-- DATA FOR PROCESSING start --

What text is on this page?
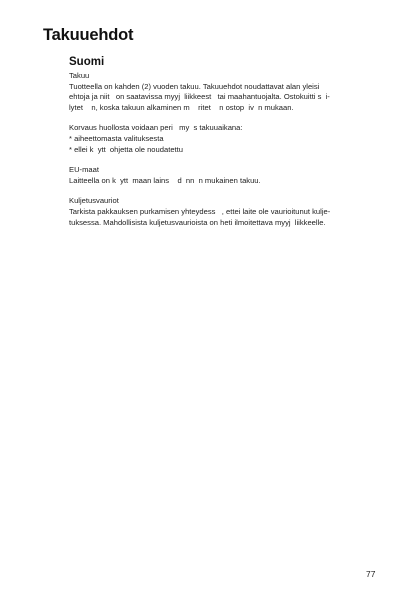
Takuuehdot
Suomi

Takuu
Tuotteella on kahden (2) vuoden takuu. Takuuehdot noudattavat alan yleisi
ehtoja ja niit   on saatavissa myyj  liikkeest   tai maahantuojalta. Ostokuitti s  i-
lytet    n, koska takuun alkaminen m    ritet    n ostop  iv  n mukaan.

Korvaus huollosta voidaan peri   my  s takuuaikana:
* aiheettomasta valituksesta
* ellei k  ytt  ohjetta ole noudatettu

EU-maat
Laitteella on k  ytt  maan lains    d  nn  n mukainen takuu.

Kuljetusvauriot
Tarkista pakkauksen purkamisen yhteydess   , ettei laite ole vaurioitunut kulje-
tuksessa. Mahdollisista kuljetusvaurioista on heti ilmoitettava myyj  liikkeelle.

77
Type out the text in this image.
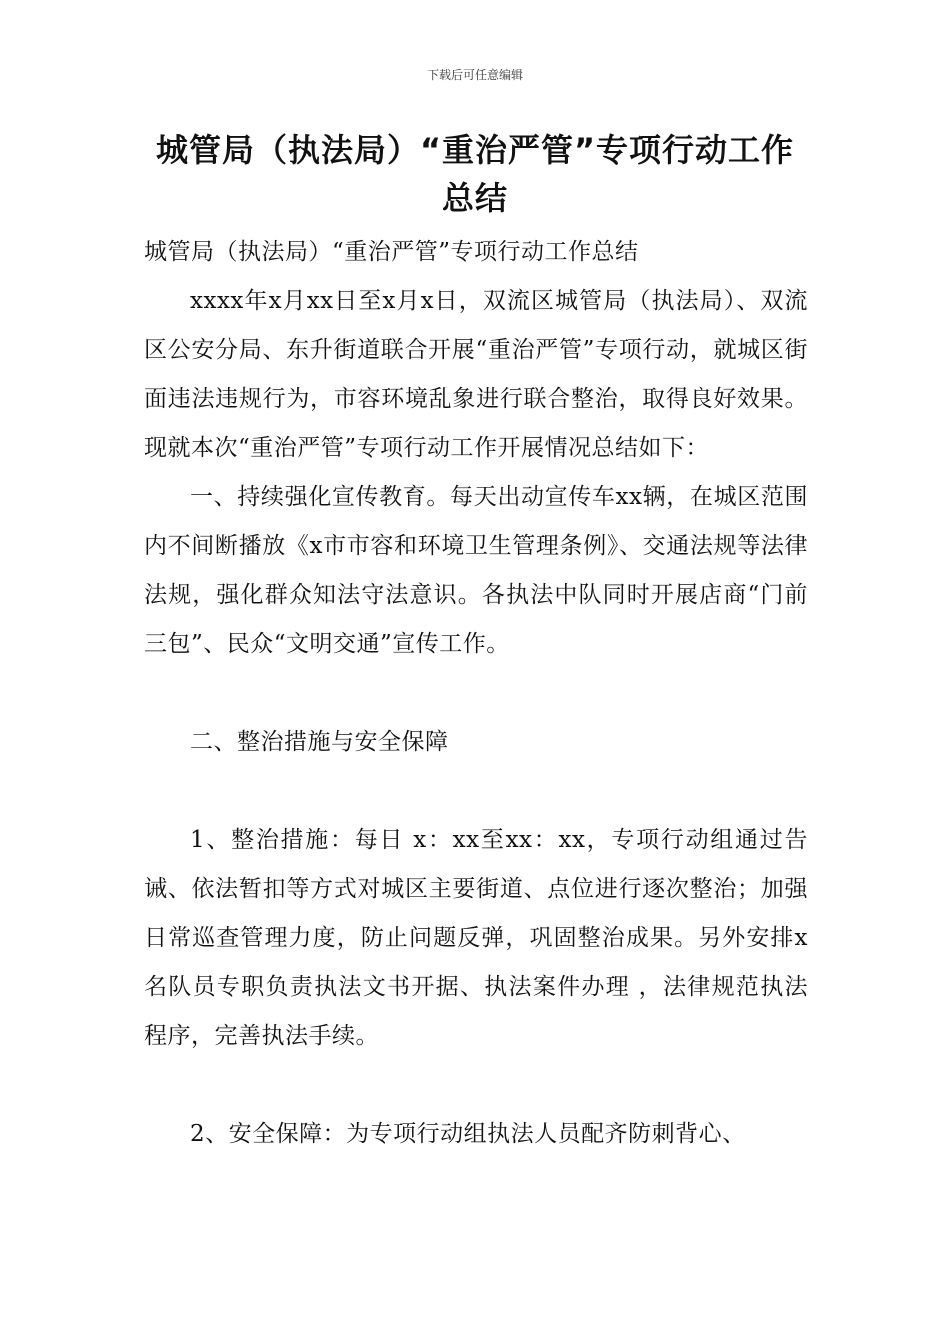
下载后可任意编辑
城管局（执法局）“重治严管”专项行动工作总结

城管局（执法局）“重治严管”专项行动工作总结

xxxx年x月xx日至x月x日，双流区城管局（执法局）、双流区公安分局、东升街道联合开展“重治严管”专项行动，就城区街面违法违规行为，市容环境乱象进行联合整治，取得良好效果。现就本次“重治严管”专项行动工作开展情况总结如下：

一、持续强化宣传教育。每天出动宣传车xx辆，在城区范围内不间断播放《x市市容和环境卫生管理条例》、交通法规等法律法规，强化群众知法守法意识。各执法中队同时开展店商“门前三包”、民众“文明交通”宣传工作。

二、整治措施与安全保障

1、整治措施：每日 x：xx至xx：xx，专项行动组通过告诫、依法暂扣等方式对城区主要街道、点位进行逐次整治；加强日常巡查管理力度，防止问题反弹，巩固整治成果。另外安排x名队员专职负责执法文书开据、执法案件办理 ，法律规范执法程序，完善执法手续。

2、安全保障：为专项行动组执法人员配齐防刺背心、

-- DATA FOR PROCESSING end --

§ TASK GOAL:
Please retype the lines from the one that contains "Type out the text in this image." to the final line of the records, both included, exactly as written and without any pictures.

§ RESULT FOR THIS TASK:
Type out the text in this image.
下载后可任意编辑
城管局（执法局）“重治严管”专项行动工作总结

城管局（执法局）“重治严管”专项行动工作总结

xxxx年x月xx日至x月x日，双流区城管局（执法局）、双流区公安分局、东升街道联合开展“重治严管”专项行动，就城区街面违法违规行为，市容环境乱象进行联合整治，取得良好效果。现就本次“重治严管”专项行动工作开展情况总结如下：

一、持续强化宣传教育。每天出动宣传车xx辆，在城区范围内不间断播放《x市市容和环境卫生管理条例》、交通法规等法律法规，强化群众知法守法意识。各执法中队同时开展店商“门前三包”、民众“文明交通”宣传工作。

二、整治措施与安全保障

1、整治措施：每日 x：xx至xx：xx，专项行动组通过告诫、依法暂扣等方式对城区主要街道、点位进行逐次整治；加强日常巡查管理力度，防止问题反弹，巩固整治成果。另外安排x名队员专职负责执法文书开据、执法案件办理 ，法律规范执法程序，完善执法手续。

2、安全保障：为专项行动组执法人员配齐防刺背心、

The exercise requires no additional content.